§ BRIEF
When you write out the material, keep every line exactly as it is.

>>>>

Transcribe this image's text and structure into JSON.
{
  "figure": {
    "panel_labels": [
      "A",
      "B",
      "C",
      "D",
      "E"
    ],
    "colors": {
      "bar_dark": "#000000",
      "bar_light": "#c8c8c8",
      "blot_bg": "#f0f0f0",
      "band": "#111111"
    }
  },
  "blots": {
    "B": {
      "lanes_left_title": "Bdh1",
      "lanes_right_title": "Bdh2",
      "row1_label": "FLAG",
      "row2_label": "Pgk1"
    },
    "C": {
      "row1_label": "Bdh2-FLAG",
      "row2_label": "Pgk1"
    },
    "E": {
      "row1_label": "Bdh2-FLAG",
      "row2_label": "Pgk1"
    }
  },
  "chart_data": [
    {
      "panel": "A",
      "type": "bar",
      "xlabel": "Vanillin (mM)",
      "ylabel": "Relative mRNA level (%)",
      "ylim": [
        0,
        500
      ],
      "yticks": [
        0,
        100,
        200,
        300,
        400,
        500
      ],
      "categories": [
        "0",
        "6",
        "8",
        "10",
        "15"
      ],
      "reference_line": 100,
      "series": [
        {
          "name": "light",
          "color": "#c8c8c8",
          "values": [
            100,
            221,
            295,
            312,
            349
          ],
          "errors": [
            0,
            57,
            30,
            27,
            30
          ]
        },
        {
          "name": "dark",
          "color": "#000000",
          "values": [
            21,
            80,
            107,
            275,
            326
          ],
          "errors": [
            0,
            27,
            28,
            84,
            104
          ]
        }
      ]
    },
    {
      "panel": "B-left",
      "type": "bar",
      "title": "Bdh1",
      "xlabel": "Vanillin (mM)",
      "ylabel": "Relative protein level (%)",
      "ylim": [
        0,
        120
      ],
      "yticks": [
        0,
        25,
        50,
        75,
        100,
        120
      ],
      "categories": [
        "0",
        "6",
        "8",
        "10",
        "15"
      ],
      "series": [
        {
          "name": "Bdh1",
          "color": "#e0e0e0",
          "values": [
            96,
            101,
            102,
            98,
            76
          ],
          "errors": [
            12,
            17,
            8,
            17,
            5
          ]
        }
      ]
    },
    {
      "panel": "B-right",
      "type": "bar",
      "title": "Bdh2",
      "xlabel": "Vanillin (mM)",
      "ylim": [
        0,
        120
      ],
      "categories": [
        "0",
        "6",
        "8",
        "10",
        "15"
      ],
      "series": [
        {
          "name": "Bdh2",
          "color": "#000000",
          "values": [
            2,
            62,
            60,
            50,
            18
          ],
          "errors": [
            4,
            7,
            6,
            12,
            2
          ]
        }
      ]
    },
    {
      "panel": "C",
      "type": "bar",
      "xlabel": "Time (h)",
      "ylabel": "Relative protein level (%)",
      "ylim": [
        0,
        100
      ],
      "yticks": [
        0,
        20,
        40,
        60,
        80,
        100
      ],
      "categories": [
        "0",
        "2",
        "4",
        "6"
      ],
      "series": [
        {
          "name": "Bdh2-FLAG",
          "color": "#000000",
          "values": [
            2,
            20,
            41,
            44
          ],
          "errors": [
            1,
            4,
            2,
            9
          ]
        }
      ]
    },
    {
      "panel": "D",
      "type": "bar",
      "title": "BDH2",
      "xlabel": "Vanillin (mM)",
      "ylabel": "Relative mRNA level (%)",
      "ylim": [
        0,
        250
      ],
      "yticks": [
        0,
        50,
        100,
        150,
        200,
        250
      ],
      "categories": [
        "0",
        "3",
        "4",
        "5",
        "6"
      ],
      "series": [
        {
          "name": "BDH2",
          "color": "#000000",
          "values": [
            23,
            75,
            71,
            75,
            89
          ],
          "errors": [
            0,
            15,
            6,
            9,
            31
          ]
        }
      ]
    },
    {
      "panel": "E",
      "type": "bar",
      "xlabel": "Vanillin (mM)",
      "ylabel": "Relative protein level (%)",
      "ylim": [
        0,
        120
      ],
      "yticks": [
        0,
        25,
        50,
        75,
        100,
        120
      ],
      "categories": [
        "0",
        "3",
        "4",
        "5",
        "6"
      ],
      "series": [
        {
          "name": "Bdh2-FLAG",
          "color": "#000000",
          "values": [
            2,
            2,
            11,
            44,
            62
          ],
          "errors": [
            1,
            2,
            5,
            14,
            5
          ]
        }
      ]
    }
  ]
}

<<<<

§ EXERCISE ANSWER
Transcribe this image's text and structure into JSON.
{
  "figure": {
    "panel_labels": [
      "A",
      "B",
      "C",
      "D",
      "E"
    ],
    "colors": {
      "bar_dark": "#000000",
      "bar_light": "#c8c8c8",
      "blot_bg": "#f0f0f0",
      "band": "#111111"
    }
  },
  "blots": {
    "B": {
      "lanes_left_title": "Bdh1",
      "lanes_right_title": "Bdh2",
      "row1_label": "FLAG",
      "row2_label": "Pgk1"
    },
    "C": {
      "row1_label": "Bdh2-FLAG",
      "row2_label": "Pgk1"
    },
    "E": {
      "row1_label": "Bdh2-FLAG",
      "row2_label": "Pgk1"
    }
  },
  "chart_data": [
    {
      "panel": "A",
      "type": "bar",
      "xlabel": "Vanillin (mM)",
      "ylabel": "Relative mRNA level (%)",
      "ylim": [
        0,
        500
      ],
      "yticks": [
        0,
        100,
        200,
        300,
        400,
        500
      ],
      "categories": [
        "0",
        "6",
        "8",
        "10",
        "15"
      ],
      "reference_line": 100,
      "series": [
        {
          "name": "light",
          "color": "#c8c8c8",
          "values": [
            100,
            221,
            295,
            312,
            349
          ],
          "errors": [
            0,
            57,
            30,
            27,
            30
          ]
        },
        {
          "name": "dark",
          "color": "#000000",
          "values": [
            21,
            80,
            107,
            275,
            326
          ],
          "errors": [
            0,
            27,
            28,
            84,
            104
          ]
        }
      ]
    },
    {
      "panel": "B-left",
      "type": "bar",
      "title": "Bdh1",
      "xlabel": "Vanillin (mM)",
      "ylabel": "Relative protein level (%)",
      "ylim": [
        0,
        120
      ],
      "yticks": [
        0,
        25,
        50,
        75,
        100,
        120
      ],
      "categories": [
        "0",
        "6",
        "8",
        "10",
        "15"
      ],
      "series": [
        {
          "name": "Bdh1",
          "color": "#e0e0e0",
          "values": [
            96,
            101,
            102,
            98,
            76
          ],
          "errors": [
            12,
            17,
            8,
            17,
            5
          ]
        }
      ]
    },
    {
      "panel": "B-right",
      "type": "bar",
      "title": "Bdh2",
      "xlabel": "Vanillin (mM)",
      "ylim": [
        0,
        120
      ],
      "categories": [
        "0",
        "6",
        "8",
        "10",
        "15"
      ],
      "series": [
        {
          "name": "Bdh2",
          "color": "#000000",
          "values": [
            2,
            62,
            60,
            50,
            18
          ],
          "errors": [
            4,
            7,
            6,
            12,
            2
          ]
        }
      ]
    },
    {
      "panel": "C",
      "type": "bar",
      "xlabel": "Time (h)",
      "ylabel": "Relative protein level (%)",
      "ylim": [
        0,
        100
      ],
      "yticks": [
        0,
        20,
        40,
        60,
        80,
        100
      ],
      "categories": [
        "0",
        "2",
        "4",
        "6"
      ],
      "series": [
        {
          "name": "Bdh2-FLAG",
          "color": "#000000",
          "values": [
            2,
            20,
            41,
            44
          ],
          "errors": [
            1,
            4,
            2,
            9
          ]
        }
      ]
    },
    {
      "panel": "D",
      "type": "bar",
      "title": "BDH2",
      "xlabel": "Vanillin (mM)",
      "ylabel": "Relative mRNA level (%)",
      "ylim": [
        0,
        250
      ],
      "yticks": [
        0,
        50,
        100,
        150,
        200,
        250
      ],
      "categories": [
        "0",
        "3",
        "4",
        "5",
        "6"
      ],
      "series": [
        {
          "name": "BDH2",
          "color": "#000000",
          "values": [
            23,
            75,
            71,
            75,
            89
          ],
          "errors": [
            0,
            15,
            6,
            9,
            31
          ]
        }
      ]
    },
    {
      "panel": "E",
      "type": "bar",
      "xlabel": "Vanillin (mM)",
      "ylabel": "Relative protein level (%)",
      "ylim": [
        0,
        120
      ],
      "yticks": [
        0,
        25,
        50,
        75,
        100,
        120
      ],
      "categories": [
        "0",
        "3",
        "4",
        "5",
        "6"
      ],
      "series": [
        {
          "name": "Bdh2-FLAG",
          "color": "#000000",
          "values": [
            2,
            2,
            11,
            44,
            62
          ],
          "errors": [
            1,
            2,
            5,
            14,
            5
          ]
        }
      ]
    }
  ]
}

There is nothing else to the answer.